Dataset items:

╔══

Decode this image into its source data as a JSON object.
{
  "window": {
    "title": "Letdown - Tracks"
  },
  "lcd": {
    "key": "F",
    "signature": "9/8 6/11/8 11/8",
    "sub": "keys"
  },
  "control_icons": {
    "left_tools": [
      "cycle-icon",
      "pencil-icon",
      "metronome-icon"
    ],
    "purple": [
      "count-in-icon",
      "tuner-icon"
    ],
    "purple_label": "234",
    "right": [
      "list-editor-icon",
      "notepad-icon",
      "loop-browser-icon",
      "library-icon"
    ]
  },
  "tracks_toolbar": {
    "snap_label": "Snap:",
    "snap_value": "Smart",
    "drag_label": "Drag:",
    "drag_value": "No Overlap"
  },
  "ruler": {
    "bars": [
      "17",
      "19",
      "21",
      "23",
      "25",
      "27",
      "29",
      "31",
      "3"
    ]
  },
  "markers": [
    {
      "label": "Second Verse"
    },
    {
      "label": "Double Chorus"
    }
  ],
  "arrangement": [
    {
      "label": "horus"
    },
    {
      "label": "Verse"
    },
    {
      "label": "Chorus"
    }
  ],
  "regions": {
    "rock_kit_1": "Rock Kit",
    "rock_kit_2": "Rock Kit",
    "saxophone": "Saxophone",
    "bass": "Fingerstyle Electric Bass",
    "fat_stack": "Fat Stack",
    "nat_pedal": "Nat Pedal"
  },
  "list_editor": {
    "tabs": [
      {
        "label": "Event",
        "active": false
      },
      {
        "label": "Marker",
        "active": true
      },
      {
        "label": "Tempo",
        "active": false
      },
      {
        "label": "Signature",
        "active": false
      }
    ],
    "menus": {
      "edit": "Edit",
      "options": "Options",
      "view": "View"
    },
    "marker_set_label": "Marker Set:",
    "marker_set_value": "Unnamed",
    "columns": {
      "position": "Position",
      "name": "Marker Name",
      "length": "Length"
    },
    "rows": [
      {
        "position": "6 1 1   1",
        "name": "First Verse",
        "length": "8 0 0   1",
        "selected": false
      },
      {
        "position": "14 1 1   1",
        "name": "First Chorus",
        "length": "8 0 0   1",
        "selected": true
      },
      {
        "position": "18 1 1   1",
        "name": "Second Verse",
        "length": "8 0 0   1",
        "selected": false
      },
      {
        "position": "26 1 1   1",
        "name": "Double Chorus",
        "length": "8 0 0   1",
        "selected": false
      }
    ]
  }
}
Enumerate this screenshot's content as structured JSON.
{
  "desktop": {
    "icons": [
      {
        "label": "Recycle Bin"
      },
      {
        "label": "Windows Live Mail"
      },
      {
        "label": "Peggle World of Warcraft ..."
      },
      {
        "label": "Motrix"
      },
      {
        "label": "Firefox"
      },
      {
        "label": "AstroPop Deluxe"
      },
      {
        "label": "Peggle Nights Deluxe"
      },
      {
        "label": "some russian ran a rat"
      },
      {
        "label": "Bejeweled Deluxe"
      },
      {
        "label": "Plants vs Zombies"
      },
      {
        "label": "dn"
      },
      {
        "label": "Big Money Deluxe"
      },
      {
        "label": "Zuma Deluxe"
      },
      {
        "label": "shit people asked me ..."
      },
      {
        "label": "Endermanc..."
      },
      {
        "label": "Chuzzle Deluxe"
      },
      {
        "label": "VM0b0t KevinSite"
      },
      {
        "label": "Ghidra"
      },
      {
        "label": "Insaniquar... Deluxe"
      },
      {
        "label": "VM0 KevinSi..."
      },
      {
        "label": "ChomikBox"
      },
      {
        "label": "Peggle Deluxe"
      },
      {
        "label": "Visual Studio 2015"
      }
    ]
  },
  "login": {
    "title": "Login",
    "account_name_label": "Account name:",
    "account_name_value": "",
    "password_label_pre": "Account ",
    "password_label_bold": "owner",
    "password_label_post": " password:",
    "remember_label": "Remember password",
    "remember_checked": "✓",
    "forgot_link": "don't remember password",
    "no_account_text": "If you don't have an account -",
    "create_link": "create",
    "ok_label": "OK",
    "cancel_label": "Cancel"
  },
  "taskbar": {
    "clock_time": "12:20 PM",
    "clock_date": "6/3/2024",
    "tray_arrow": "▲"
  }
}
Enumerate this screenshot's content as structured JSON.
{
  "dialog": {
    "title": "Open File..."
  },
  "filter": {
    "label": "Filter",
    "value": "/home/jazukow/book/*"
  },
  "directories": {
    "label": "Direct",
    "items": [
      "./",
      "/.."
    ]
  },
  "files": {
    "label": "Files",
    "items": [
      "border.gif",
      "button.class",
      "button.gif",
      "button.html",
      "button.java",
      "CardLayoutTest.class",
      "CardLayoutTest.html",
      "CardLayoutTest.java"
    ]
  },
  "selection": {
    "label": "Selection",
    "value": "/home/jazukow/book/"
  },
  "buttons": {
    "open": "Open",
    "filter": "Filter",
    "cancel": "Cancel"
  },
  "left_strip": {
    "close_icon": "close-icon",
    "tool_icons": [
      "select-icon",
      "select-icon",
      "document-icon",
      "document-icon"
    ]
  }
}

╚══

[Direction]
Return all of the data word for word.

[Final result]
Decode this image into its source data as a JSON object.
{
  "window": {
    "title": "Letdown - Tracks"
  },
  "lcd": {
    "key": "F",
    "signature": "9/8 6/11/8 11/8",
    "sub": "keys"
  },
  "control_icons": {
    "left_tools": [
      "cycle-icon",
      "pencil-icon",
      "metronome-icon"
    ],
    "purple": [
      "count-in-icon",
      "tuner-icon"
    ],
    "purple_label": "234",
    "right": [
      "list-editor-icon",
      "notepad-icon",
      "loop-browser-icon",
      "library-icon"
    ]
  },
  "tracks_toolbar": {
    "snap_label": "Snap:",
    "snap_value": "Smart",
    "drag_label": "Drag:",
    "drag_value": "No Overlap"
  },
  "ruler": {
    "bars": [
      "17",
      "19",
      "21",
      "23",
      "25",
      "27",
      "29",
      "31",
      "3"
    ]
  },
  "markers": [
    {
      "label": "Second Verse"
    },
    {
      "label": "Double Chorus"
    }
  ],
  "arrangement": [
    {
      "label": "horus"
    },
    {
      "label": "Verse"
    },
    {
      "label": "Chorus"
    }
  ],
  "regions": {
    "rock_kit_1": "Rock Kit",
    "rock_kit_2": "Rock Kit",
    "saxophone": "Saxophone",
    "bass": "Fingerstyle Electric Bass",
    "fat_stack": "Fat Stack",
    "nat_pedal": "Nat Pedal"
  },
  "list_editor": {
    "tabs": [
      {
        "label": "Event",
        "active": false
      },
      {
        "label": "Marker",
        "active": true
      },
      {
        "label": "Tempo",
        "active": false
      },
      {
        "label": "Signature",
        "active": false
      }
    ],
    "menus": {
      "edit": "Edit",
      "options": "Options",
      "view": "View"
    },
    "marker_set_label": "Marker Set:",
    "marker_set_value": "Unnamed",
    "columns": {
      "position": "Position",
      "name": "Marker Name",
      "length": "Length"
    },
    "rows": [
      {
        "position": "6 1 1   1",
        "name": "First Verse",
        "length": "8 0 0   1",
        "selected": false
      },
      {
        "position": "14 1 1   1",
        "name": "First Chorus",
        "length": "8 0 0   1",
        "selected": true
      },
      {
        "position": "18 1 1   1",
        "name": "Second Verse",
        "length": "8 0 0   1",
        "selected": false
      },
      {
        "position": "26 1 1   1",
        "name": "Double Chorus",
        "length": "8 0 0   1",
        "selected": false
      }
    ]
  }
}
Enumerate this screenshot's content as structured JSON.
{
  "desktop": {
    "icons": [
      {
        "label": "Recycle Bin"
      },
      {
        "label": "Windows Live Mail"
      },
      {
        "label": "Peggle World of Warcraft ..."
      },
      {
        "label": "Motrix"
      },
      {
        "label": "Firefox"
      },
      {
        "label": "AstroPop Deluxe"
      },
      {
        "label": "Peggle Nights Deluxe"
      },
      {
        "label": "some russian ran a rat"
      },
      {
        "label": "Bejeweled Deluxe"
      },
      {
        "label": "Plants vs Zombies"
      },
      {
        "label": "dn"
      },
      {
        "label": "Big Money Deluxe"
      },
      {
        "label": "Zuma Deluxe"
      },
      {
        "label": "shit people asked me ..."
      },
      {
        "label": "Endermanc..."
      },
      {
        "label": "Chuzzle Deluxe"
      },
      {
        "label": "VM0b0t KevinSite"
      },
      {
        "label": "Ghidra"
      },
      {
        "label": "Insaniquar... Deluxe"
      },
      {
        "label": "VM0 KevinSi..."
      },
      {
        "label": "ChomikBox"
      },
      {
        "label": "Peggle Deluxe"
      },
      {
        "label": "Visual Studio 2015"
      }
    ]
  },
  "login": {
    "title": "Login",
    "account_name_label": "Account name:",
    "account_name_value": "",
    "password_label_pre": "Account ",
    "password_label_bold": "owner",
    "password_label_post": " password:",
    "remember_label": "Remember password",
    "remember_checked": "✓",
    "forgot_link": "don't remember password",
    "no_account_text": "If you don't have an account -",
    "create_link": "create",
    "ok_label": "OK",
    "cancel_label": "Cancel"
  },
  "taskbar": {
    "clock_time": "12:20 PM",
    "clock_date": "6/3/2024",
    "tray_arrow": "▲"
  }
}
Enumerate this screenshot's content as structured JSON.
{
  "dialog": {
    "title": "Open File..."
  },
  "filter": {
    "label": "Filter",
    "value": "/home/jazukow/book/*"
  },
  "directories": {
    "label": "Direct",
    "items": [
      "./",
      "/.."
    ]
  },
  "files": {
    "label": "Files",
    "items": [
      "border.gif",
      "button.class",
      "button.gif",
      "button.html",
      "button.java",
      "CardLayoutTest.class",
      "CardLayoutTest.html",
      "CardLayoutTest.java"
    ]
  },
  "selection": {
    "label": "Selection",
    "value": "/home/jazukow/book/"
  },
  "buttons": {
    "open": "Open",
    "filter": "Filter",
    "cancel": "Cancel"
  },
  "left_strip": {
    "close_icon": "close-icon",
    "tool_icons": [
      "select-icon",
      "select-icon",
      "document-icon",
      "document-icon"
    ]
  }
}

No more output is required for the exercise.